- **Source data**:
>> START

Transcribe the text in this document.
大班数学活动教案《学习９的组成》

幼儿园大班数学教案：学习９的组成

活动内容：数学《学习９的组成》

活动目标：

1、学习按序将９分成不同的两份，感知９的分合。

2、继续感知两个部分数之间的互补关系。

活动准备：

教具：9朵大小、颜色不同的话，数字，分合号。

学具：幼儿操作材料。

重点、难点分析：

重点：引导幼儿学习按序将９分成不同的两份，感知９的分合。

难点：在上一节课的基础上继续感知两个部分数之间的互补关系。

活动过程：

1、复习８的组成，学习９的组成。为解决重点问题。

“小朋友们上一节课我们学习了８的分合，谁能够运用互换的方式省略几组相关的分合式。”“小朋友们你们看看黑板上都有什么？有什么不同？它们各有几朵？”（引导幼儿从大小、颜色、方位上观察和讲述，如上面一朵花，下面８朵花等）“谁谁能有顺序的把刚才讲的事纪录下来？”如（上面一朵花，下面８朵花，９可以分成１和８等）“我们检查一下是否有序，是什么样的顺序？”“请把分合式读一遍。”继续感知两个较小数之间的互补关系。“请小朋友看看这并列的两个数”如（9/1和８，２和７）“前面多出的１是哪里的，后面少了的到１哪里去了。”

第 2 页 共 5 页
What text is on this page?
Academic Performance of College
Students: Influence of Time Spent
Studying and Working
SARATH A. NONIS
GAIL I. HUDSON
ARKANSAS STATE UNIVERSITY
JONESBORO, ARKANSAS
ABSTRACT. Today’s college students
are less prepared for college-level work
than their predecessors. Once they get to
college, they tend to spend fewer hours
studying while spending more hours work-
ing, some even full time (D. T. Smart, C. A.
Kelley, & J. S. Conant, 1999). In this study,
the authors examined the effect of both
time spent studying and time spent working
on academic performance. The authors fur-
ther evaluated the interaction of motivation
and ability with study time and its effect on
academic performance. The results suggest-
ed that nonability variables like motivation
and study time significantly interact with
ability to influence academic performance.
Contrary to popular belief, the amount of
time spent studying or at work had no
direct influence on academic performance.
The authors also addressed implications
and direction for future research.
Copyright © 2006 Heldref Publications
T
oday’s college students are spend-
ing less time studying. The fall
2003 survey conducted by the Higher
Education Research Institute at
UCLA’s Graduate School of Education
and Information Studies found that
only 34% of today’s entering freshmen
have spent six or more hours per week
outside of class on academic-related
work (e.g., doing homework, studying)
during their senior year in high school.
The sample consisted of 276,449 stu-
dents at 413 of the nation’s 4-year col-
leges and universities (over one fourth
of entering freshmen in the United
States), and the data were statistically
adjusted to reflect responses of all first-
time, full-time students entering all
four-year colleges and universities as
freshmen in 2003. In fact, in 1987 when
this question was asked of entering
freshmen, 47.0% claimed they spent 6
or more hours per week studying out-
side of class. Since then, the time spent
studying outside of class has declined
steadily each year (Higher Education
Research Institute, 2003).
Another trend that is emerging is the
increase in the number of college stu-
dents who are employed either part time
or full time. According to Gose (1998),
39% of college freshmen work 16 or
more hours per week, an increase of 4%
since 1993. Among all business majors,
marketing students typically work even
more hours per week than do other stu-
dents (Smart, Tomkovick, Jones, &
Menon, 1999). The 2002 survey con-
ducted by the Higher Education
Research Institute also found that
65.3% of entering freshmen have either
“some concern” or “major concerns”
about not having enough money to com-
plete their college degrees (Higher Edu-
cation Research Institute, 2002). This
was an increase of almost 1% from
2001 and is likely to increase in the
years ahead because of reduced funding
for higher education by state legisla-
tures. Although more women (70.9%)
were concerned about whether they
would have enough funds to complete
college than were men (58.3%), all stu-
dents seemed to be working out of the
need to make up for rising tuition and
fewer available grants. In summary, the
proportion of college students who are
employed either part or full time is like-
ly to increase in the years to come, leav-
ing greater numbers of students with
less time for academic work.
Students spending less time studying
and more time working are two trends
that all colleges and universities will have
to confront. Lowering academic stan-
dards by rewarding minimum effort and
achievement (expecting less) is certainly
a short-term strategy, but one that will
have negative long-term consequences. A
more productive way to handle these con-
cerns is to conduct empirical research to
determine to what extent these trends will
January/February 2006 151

>> END

- **Stated problem**: Give back only a number, the number of lines where the string "motivation" occurs.

- **Worked answer**: 2